- _EXERCISE_: Please count the lines below that contain the word "Interdependenzen", and reply with that number alone.

***** SOURCE RECORDS *****

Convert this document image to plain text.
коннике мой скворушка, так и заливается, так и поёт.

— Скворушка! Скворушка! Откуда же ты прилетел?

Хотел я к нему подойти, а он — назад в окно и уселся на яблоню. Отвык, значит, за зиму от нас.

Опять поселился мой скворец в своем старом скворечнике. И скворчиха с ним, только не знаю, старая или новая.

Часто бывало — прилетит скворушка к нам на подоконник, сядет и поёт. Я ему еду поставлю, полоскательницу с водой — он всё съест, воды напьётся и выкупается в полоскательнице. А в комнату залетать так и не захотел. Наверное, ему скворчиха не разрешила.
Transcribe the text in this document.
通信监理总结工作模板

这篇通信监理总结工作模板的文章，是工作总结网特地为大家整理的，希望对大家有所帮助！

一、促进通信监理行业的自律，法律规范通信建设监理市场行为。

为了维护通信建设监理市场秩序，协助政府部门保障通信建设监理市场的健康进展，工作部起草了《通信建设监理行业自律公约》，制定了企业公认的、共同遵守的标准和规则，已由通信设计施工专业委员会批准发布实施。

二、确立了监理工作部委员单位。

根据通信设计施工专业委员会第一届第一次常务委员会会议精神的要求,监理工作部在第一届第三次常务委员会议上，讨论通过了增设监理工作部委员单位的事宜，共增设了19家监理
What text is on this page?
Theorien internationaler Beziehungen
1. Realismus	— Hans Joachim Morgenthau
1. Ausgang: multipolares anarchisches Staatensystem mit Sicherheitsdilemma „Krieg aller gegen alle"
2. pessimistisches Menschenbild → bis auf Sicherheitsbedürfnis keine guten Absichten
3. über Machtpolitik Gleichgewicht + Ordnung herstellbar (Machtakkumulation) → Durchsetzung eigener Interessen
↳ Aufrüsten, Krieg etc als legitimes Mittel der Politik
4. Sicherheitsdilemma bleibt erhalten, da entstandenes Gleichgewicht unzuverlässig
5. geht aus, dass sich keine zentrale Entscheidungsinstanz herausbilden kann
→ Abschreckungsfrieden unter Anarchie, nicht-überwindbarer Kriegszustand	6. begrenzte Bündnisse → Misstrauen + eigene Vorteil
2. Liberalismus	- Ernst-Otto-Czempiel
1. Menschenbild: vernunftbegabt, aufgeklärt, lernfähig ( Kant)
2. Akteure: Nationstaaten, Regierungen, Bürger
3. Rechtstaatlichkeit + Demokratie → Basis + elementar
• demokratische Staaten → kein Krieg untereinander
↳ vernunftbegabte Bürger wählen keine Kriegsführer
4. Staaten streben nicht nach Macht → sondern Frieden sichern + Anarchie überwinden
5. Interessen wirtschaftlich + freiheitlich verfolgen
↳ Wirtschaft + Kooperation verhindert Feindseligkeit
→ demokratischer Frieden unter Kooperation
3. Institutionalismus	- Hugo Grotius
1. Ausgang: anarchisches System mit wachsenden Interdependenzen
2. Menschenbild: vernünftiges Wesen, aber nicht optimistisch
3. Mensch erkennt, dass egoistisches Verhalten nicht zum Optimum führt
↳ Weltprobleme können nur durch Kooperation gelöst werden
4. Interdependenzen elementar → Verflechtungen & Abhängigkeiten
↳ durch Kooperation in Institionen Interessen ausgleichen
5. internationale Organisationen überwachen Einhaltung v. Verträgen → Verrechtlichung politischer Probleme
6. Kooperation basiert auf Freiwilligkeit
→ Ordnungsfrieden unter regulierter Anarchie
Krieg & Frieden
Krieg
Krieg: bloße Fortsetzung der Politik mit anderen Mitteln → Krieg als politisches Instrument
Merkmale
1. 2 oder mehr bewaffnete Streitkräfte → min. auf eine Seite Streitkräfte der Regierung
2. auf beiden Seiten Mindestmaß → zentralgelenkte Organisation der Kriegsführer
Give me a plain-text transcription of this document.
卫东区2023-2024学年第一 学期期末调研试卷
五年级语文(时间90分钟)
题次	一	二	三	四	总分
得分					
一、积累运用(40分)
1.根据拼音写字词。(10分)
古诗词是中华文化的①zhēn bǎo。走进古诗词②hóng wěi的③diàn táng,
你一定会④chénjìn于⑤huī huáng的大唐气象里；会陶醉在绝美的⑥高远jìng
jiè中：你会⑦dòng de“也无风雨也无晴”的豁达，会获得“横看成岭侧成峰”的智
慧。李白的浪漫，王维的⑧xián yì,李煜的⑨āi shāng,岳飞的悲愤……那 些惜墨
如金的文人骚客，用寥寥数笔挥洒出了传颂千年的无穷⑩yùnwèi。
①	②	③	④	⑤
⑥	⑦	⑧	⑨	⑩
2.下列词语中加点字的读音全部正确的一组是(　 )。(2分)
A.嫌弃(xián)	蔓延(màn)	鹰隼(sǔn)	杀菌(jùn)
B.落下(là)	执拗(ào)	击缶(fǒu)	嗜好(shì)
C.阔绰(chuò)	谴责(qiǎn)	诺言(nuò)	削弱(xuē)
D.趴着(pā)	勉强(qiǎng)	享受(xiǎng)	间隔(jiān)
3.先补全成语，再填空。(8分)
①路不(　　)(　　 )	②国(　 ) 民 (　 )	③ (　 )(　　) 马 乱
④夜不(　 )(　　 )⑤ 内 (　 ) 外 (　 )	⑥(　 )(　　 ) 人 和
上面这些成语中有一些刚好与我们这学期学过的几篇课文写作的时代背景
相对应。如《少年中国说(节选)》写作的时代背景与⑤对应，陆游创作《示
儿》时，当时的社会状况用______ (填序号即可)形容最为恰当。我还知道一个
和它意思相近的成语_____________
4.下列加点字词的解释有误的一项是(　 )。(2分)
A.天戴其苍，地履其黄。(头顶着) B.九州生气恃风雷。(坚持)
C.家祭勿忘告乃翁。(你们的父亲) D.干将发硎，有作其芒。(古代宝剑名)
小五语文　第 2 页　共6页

*****

- _THE REPLY_: 2